■ **Required work**
Give the data below again exactly as written, without its pictures.

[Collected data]
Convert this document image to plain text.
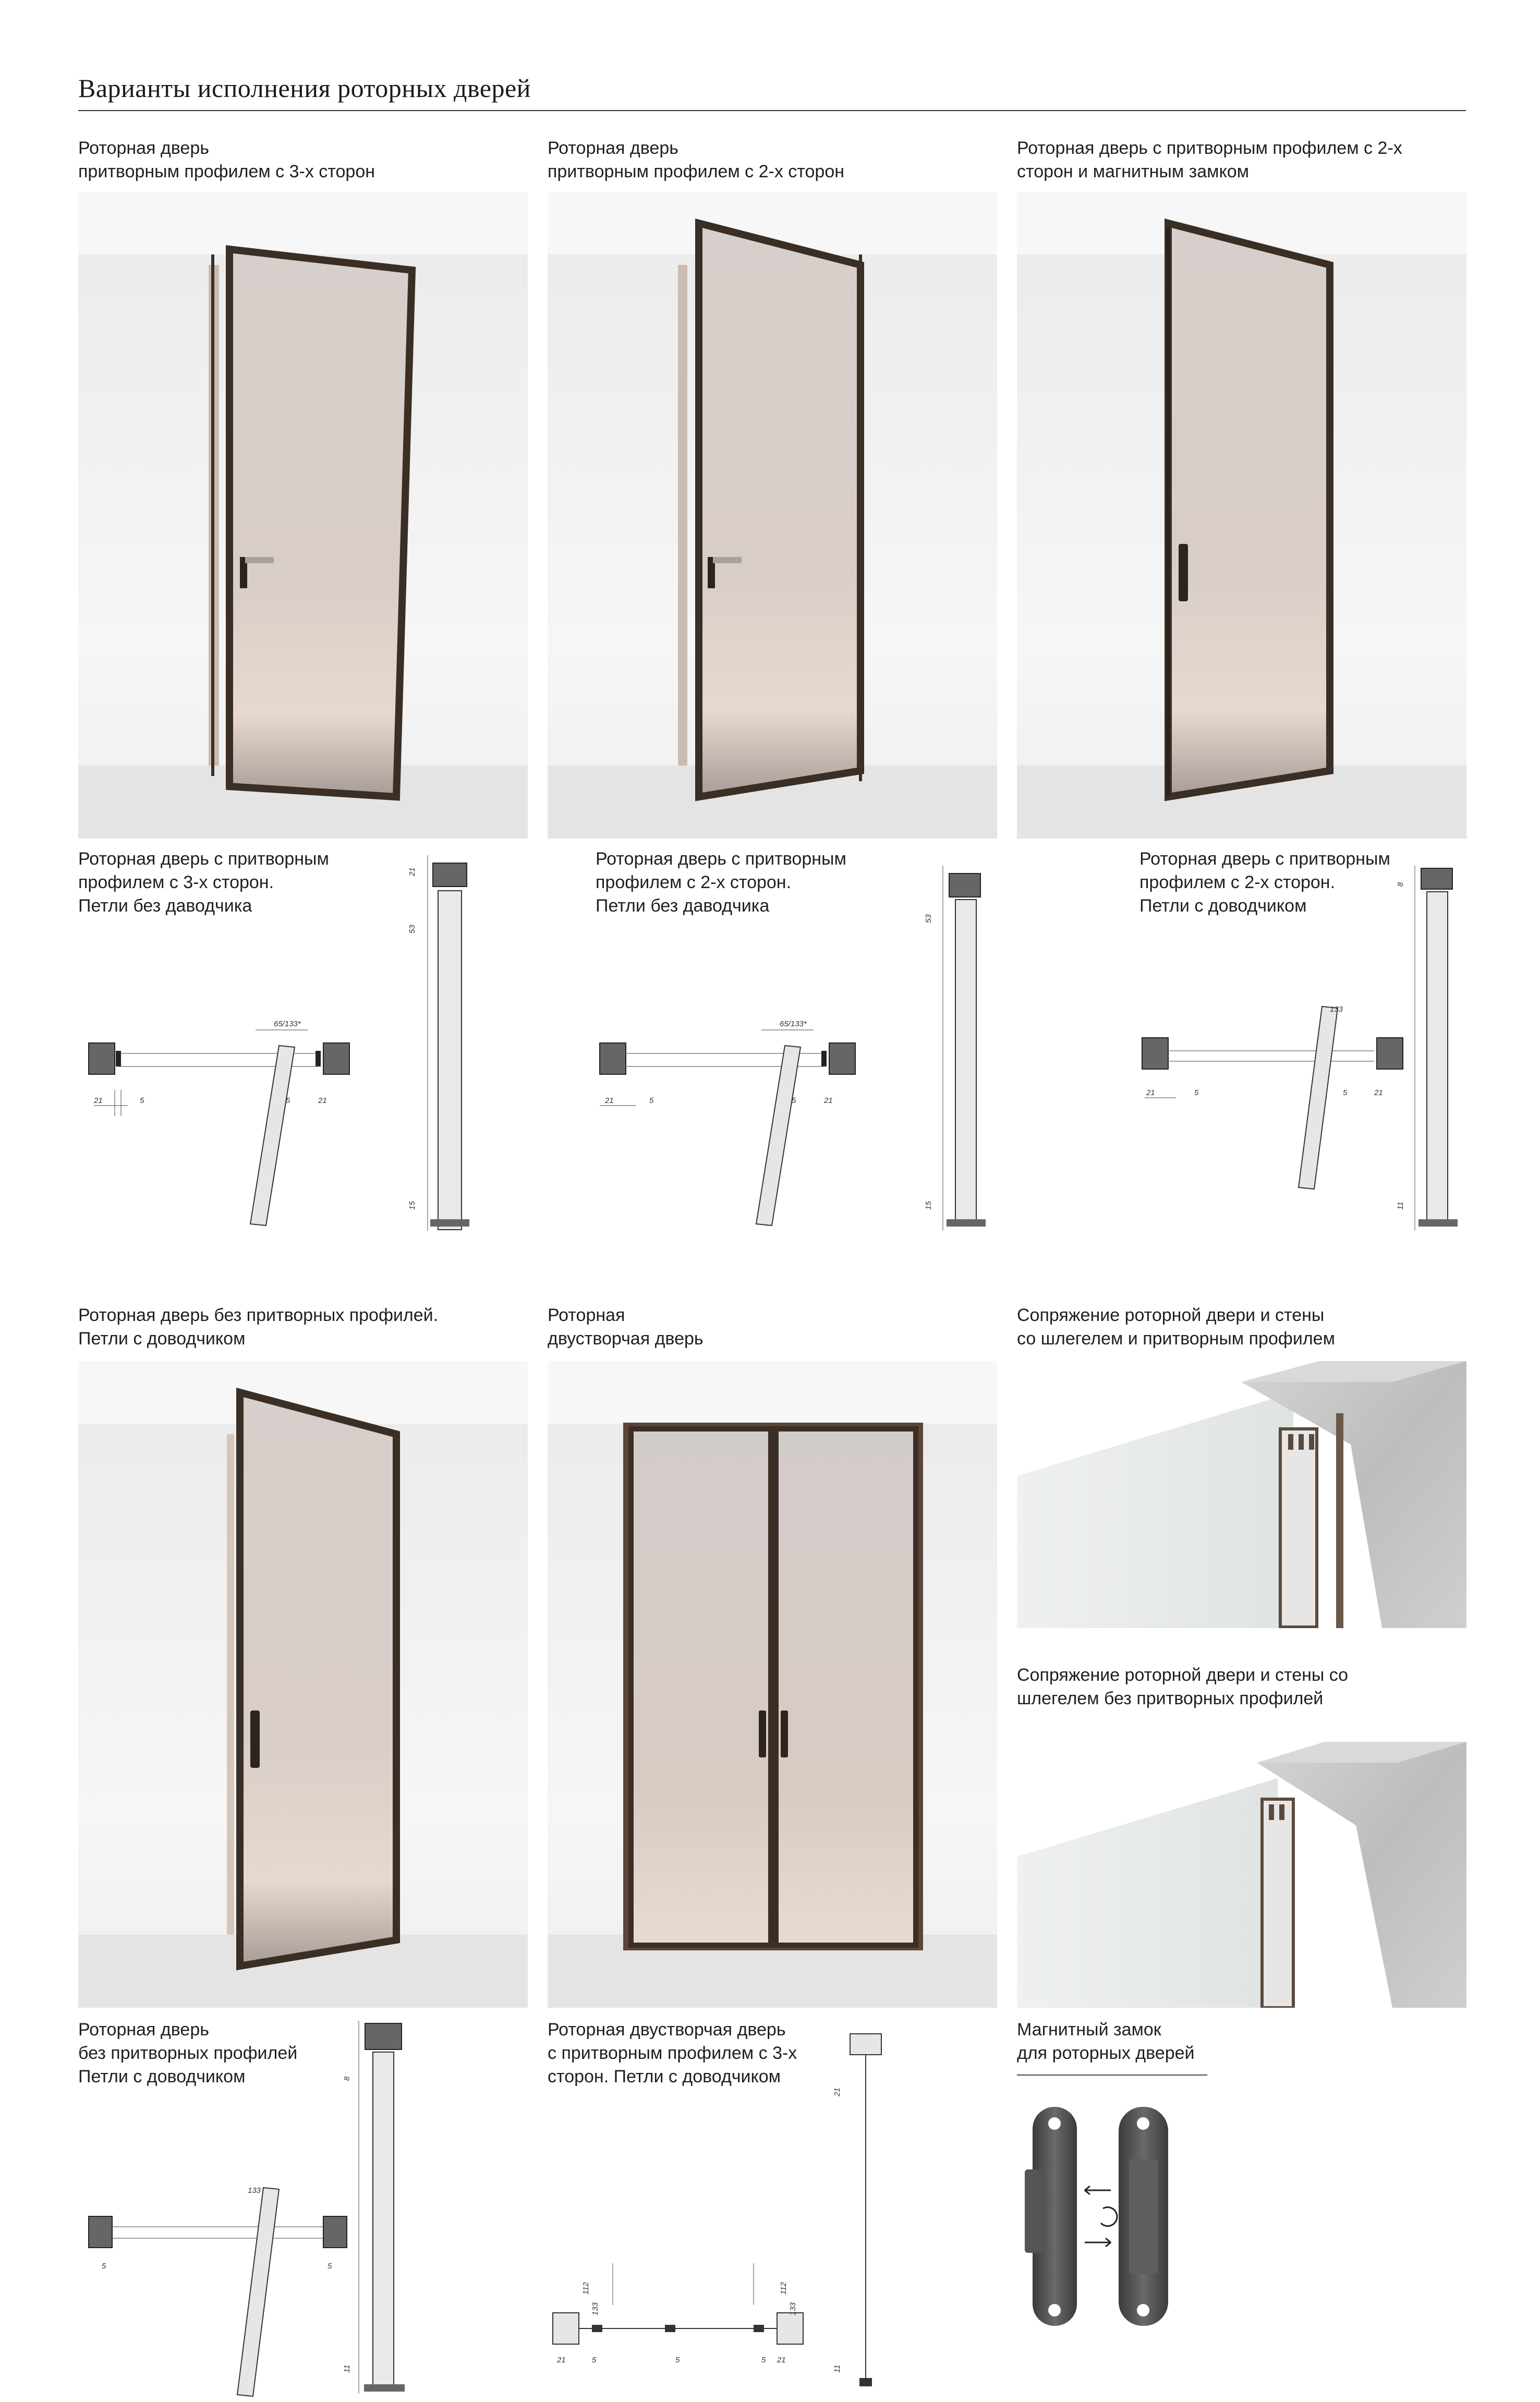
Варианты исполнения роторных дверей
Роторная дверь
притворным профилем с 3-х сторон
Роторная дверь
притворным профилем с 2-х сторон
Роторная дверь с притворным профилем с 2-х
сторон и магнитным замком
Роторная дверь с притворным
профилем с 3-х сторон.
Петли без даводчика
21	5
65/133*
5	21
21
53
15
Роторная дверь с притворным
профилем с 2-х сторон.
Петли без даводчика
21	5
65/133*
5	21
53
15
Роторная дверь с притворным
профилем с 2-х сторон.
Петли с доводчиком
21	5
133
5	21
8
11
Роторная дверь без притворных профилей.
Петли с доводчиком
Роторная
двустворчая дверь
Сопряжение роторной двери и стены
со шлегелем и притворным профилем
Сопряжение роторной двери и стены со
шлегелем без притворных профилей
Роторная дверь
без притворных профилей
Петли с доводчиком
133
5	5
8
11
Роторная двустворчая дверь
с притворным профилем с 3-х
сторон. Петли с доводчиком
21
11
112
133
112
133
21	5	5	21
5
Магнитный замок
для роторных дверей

■ **Full solution**
Convert this document image to plain text.
Варианты исполнения роторных дверей
Роторная дверь
притворным профилем с 3-х сторон
Роторная дверь
притворным профилем с 2-х сторон
Роторная дверь с притворным профилем с 2-х
сторон и магнитным замком
Роторная дверь с притворным
профилем с 3-х сторон.
Петли без даводчика
21	5
65/133*
5	21
21
53
15
Роторная дверь с притворным
профилем с 2-х сторон.
Петли без даводчика
21	5
65/133*
5	21
53
15
Роторная дверь с притворным
профилем с 2-х сторон.
Петли с доводчиком
21	5
133
5	21
8
11
Роторная дверь без притворных профилей.
Петли с доводчиком
Роторная
двустворчая дверь
Сопряжение роторной двери и стены
со шлегелем и притворным профилем
Сопряжение роторной двери и стены со
шлегелем без притворных профилей
Роторная дверь
без притворных профилей
Петли с доводчиком
133
5	5
8
11
Роторная двустворчая дверь
с притворным профилем с 3-х
сторон. Петли с доводчиком
21
11
112
133
112
133
21	5	5	21
5
Магнитный замок
для роторных дверей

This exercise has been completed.